(Data excerpts)
## Begin
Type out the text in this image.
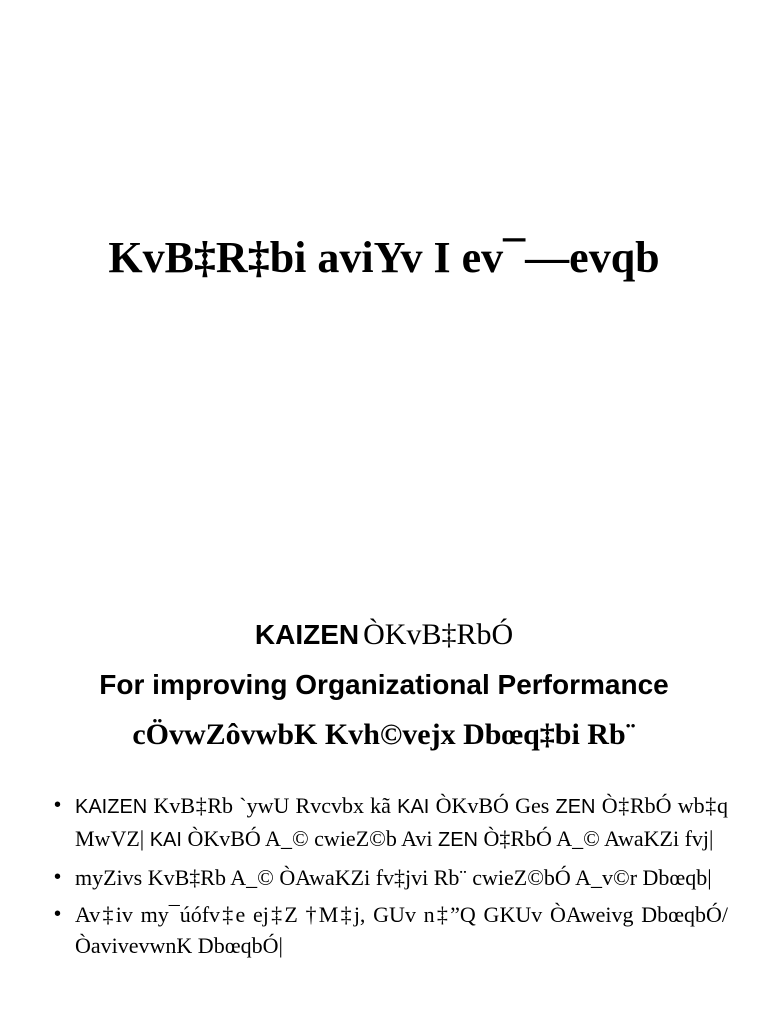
KvB‡R‡bi aviYv I ev¯—evqb
KAIZEN ÒKvB‡RbÓ
For improving Organizational Performance
cÖvwZôvwbK Kvh©vejx Dbœq‡bi Rb¨
• KAIZEN KvB‡Rb `ywU Rvcvbx kã KAI ÒKvBÓ Ges ZEN Ò‡RbÓ wb‡q MwVZ| KAI ÒKvBÓ A_© cwieZ©b Avi ZEN Ò‡RbÓ A_© AwaKZi fvj|
• myZivs KvB‡Rb A_© ÒAwaKZi fv‡jvi Rb¨ cwieZ©bÓ A_v©r Dbœqb|
• Av‡iv my¯úófv‡e ej‡Z †M‡j, GUv n‡”Q GKUv ÒAweivg DbœqbÓ/ ÒavivevwnK DbœqbÓ|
## End
EXERCISE REQUIREMENTS:
Each entry shown above must be quoted exactly, with its pictures left out.

OUTPUT FOR THIS TASK:
Type out the text in this image.
KvB‡R‡bi aviYv I ev¯—evqb
KAIZEN ÒKvB‡RbÓ
For improving Organizational Performance
cÖvwZôvwbK Kvh©vejx Dbœq‡bi Rb¨
• KAIZEN KvB‡Rb `ywU Rvcvbx kã KAI ÒKvBÓ Ges ZEN Ò‡RbÓ wb‡q MwVZ| KAI ÒKvBÓ A_© cwieZ©b Avi ZEN Ò‡RbÓ A_© AwaKZi fvj|
• myZivs KvB‡Rb A_© ÒAwaKZi fv‡jvi Rb¨ cwieZ©bÓ A_v©r Dbœqb|
• Av‡iv my¯úófv‡e ej‡Z †M‡j, GUv n‡”Q GKUv ÒAweivg DbœqbÓ/ ÒavivevwnK DbœqbÓ|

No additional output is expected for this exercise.